▸ **DIRECTIVE**
Below are records to repeat exactly. Omit the pictures from the copy.

▸ **RECORDED DATA**
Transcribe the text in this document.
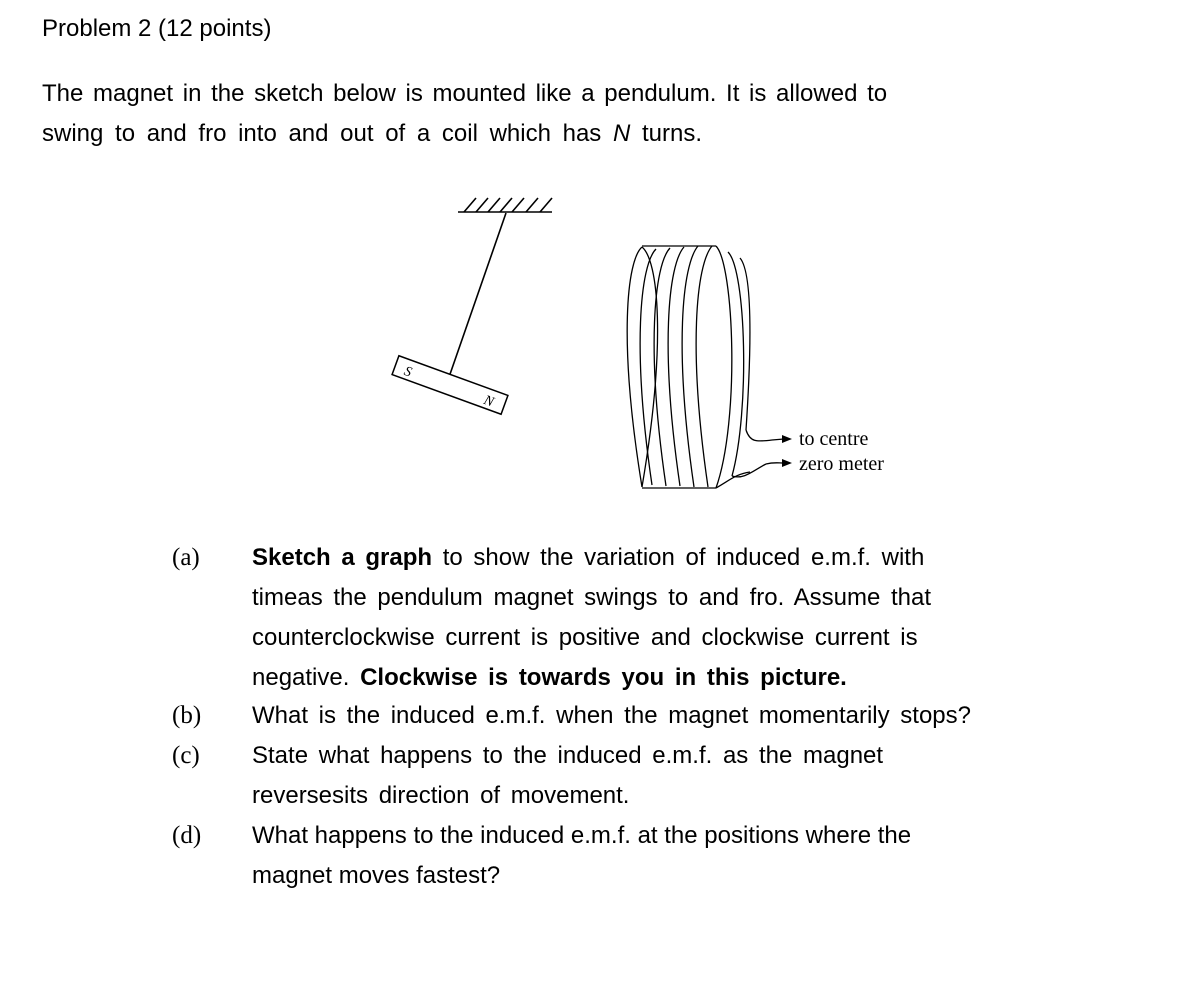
Problem 2 (12 points)
The magnet in the sketch below is mounted like a pendulum. It is allowed to
swing to and fro into and out of a coil which has N turns.
S
N
to centre
zero meter
(a) Sketch a graph to show the variation of induced e.m.f. with
timeas the pendulum magnet swings to and fro. Assume that
counterclockwise current is positive and clockwise current is
negative. Clockwise is towards you in this picture.
(b) What is the induced e.m.f. when the magnet momentarily stops?
(c) State what happens to the induced e.m.f. as the magnet
reversesits direction of movement.
(d) What happens to the induced e.m.f. at the positions where the
magnet moves fastest?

▸ **ANSWER FOR THIS EXERCISE**
Transcribe the text in this document.
Problem 2 (12 points)
The magnet in the sketch below is mounted like a pendulum. It is allowed to
swing to and fro into and out of a coil which has N turns.
S
N
to centre
zero meter
(a) Sketch a graph to show the variation of induced e.m.f. with
timeas the pendulum magnet swings to and fro. Assume that
counterclockwise current is positive and clockwise current is
negative. Clockwise is towards you in this picture.
(b) What is the induced e.m.f. when the magnet momentarily stops?
(c) State what happens to the induced e.m.f. as the magnet
reversesits direction of movement.
(d) What happens to the induced e.m.f. at the positions where the
magnet moves fastest?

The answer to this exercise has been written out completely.